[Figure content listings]
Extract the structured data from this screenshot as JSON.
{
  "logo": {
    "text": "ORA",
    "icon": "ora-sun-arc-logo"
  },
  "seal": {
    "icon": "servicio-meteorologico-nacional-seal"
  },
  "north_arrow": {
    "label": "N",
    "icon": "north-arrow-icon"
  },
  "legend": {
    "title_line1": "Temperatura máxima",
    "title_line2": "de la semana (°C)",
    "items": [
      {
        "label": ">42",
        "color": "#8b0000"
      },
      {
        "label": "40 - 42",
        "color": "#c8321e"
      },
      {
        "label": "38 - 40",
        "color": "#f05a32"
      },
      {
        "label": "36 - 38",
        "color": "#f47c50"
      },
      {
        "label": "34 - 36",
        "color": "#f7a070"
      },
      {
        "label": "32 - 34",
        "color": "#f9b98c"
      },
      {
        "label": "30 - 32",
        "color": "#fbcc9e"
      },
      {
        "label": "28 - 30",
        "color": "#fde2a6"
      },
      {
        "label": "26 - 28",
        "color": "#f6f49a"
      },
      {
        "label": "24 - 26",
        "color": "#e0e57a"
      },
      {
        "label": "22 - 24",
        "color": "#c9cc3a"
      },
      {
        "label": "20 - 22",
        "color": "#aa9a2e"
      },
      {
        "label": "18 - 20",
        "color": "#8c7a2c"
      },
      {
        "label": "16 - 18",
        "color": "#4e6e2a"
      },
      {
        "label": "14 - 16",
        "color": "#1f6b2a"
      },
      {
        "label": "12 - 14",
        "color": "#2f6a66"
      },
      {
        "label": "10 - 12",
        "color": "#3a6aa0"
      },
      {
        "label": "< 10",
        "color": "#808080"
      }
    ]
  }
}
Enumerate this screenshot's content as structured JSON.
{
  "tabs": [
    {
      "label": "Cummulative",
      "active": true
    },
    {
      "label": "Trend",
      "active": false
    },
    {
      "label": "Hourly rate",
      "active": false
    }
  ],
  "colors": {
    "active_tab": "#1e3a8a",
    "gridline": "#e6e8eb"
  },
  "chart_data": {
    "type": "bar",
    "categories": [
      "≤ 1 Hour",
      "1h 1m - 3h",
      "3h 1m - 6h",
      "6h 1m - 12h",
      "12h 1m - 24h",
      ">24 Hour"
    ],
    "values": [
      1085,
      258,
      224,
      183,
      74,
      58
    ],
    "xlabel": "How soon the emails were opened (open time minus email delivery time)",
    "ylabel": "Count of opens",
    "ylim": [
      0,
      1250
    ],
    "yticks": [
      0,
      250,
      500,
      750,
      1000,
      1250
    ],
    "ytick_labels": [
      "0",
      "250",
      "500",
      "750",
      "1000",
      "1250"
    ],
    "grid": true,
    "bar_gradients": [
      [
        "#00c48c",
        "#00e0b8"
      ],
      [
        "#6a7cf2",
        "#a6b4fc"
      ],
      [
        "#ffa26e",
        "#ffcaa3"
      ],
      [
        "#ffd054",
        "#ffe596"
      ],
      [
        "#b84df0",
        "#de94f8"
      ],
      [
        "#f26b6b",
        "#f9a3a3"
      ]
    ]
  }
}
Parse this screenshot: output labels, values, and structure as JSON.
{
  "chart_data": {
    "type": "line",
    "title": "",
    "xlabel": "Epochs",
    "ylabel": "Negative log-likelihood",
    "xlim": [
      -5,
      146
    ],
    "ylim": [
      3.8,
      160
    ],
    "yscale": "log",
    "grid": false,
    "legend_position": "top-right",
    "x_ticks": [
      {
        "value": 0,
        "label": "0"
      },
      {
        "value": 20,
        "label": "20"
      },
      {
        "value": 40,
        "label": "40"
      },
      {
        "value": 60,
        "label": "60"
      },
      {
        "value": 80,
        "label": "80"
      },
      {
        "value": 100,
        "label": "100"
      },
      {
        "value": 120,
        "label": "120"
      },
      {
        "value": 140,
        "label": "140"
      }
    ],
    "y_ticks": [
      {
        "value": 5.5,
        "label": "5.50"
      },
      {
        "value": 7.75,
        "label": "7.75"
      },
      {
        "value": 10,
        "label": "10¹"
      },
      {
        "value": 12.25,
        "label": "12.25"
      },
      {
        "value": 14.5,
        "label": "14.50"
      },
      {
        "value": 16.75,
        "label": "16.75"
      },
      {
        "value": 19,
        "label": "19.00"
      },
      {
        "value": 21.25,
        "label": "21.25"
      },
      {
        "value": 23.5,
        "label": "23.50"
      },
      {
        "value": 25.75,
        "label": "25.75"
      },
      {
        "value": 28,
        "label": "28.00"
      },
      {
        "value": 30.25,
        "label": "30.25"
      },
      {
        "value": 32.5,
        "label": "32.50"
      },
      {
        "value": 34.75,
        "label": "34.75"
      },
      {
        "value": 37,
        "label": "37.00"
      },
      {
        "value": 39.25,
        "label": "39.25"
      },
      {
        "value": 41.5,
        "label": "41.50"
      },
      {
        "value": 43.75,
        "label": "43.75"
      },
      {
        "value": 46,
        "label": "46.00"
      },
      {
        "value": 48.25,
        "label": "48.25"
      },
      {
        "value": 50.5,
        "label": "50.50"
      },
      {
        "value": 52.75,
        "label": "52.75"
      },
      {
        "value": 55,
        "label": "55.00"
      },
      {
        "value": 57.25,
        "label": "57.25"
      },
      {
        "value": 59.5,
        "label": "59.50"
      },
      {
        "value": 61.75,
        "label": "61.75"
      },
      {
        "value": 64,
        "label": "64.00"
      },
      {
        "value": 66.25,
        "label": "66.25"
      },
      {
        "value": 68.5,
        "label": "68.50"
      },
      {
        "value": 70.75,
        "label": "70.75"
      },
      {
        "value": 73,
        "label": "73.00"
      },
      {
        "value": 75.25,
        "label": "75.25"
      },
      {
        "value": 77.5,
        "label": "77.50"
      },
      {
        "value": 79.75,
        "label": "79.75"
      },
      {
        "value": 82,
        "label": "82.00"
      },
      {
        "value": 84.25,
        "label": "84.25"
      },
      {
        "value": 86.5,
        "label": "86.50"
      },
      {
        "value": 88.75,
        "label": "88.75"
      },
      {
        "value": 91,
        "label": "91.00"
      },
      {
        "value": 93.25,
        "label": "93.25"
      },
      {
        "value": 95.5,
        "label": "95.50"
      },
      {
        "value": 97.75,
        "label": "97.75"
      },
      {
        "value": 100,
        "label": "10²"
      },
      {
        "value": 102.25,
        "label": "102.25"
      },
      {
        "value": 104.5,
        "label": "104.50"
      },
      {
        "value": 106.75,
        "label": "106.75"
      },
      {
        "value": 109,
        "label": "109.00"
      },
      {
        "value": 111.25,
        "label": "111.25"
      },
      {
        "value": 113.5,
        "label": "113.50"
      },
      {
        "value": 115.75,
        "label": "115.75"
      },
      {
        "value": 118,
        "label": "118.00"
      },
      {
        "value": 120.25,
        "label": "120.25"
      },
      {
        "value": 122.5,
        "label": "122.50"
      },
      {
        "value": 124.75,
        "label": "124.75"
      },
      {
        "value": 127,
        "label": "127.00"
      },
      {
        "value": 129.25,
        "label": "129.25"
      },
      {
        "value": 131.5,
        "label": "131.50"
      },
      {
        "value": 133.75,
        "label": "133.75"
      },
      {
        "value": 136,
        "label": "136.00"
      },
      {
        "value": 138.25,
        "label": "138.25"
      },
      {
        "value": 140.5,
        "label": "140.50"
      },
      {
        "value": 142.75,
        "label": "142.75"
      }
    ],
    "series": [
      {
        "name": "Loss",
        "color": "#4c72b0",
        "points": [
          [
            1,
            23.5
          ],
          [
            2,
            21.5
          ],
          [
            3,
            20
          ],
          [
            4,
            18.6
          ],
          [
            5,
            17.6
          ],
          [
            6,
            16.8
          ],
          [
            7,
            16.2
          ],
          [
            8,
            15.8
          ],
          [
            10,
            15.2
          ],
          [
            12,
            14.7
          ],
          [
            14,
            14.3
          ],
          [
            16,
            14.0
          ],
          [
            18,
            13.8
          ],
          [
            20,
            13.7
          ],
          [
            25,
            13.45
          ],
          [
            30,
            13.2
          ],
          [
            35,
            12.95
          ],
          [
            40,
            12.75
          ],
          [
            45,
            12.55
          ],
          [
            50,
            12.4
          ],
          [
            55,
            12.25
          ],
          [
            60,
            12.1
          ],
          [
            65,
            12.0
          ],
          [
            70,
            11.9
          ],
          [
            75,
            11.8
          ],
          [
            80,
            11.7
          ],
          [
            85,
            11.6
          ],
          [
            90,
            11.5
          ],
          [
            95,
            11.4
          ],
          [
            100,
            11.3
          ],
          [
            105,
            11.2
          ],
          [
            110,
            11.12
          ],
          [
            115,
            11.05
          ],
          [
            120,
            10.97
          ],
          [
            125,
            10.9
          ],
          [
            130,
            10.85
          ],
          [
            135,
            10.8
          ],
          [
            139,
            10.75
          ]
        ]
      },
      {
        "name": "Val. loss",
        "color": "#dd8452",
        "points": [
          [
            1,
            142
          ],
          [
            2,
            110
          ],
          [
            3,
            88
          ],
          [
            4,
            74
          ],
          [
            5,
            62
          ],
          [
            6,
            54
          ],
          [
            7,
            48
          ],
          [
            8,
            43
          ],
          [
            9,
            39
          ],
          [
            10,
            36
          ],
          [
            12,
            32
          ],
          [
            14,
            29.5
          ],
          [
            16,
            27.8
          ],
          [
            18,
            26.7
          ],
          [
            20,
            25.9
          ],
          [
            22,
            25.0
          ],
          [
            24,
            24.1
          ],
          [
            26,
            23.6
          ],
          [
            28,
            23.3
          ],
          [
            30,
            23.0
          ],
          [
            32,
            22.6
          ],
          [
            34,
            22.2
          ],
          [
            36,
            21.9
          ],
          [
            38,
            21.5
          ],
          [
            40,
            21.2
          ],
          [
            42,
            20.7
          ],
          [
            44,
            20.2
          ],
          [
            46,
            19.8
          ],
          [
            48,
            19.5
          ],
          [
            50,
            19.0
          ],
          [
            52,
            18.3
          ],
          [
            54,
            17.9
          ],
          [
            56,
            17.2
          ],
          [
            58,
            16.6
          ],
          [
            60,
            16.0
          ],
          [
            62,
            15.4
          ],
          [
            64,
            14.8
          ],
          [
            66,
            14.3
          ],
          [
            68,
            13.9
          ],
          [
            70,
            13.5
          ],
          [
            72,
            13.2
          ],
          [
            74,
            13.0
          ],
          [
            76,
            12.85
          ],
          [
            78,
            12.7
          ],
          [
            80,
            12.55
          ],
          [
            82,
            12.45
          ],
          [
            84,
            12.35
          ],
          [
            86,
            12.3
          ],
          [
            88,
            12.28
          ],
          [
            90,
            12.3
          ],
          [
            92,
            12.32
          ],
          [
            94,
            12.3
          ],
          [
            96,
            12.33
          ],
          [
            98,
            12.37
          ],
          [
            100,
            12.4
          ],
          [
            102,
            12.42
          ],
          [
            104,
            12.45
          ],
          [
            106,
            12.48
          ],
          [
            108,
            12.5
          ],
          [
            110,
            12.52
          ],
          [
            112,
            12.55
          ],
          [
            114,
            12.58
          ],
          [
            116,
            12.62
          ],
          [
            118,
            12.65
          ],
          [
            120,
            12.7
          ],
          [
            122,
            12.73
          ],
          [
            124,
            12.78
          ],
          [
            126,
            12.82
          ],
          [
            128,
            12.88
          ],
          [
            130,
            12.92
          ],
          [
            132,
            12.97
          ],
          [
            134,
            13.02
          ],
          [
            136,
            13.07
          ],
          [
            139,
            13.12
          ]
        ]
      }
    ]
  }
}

Task instructions ▸
List every line above that holds the word "icon".

Final result ▸
    "icon": "ora-sun-arc-logo"
    "icon": "servicio-meteorologico-nacional-seal"
    "icon": "north-arrow-icon"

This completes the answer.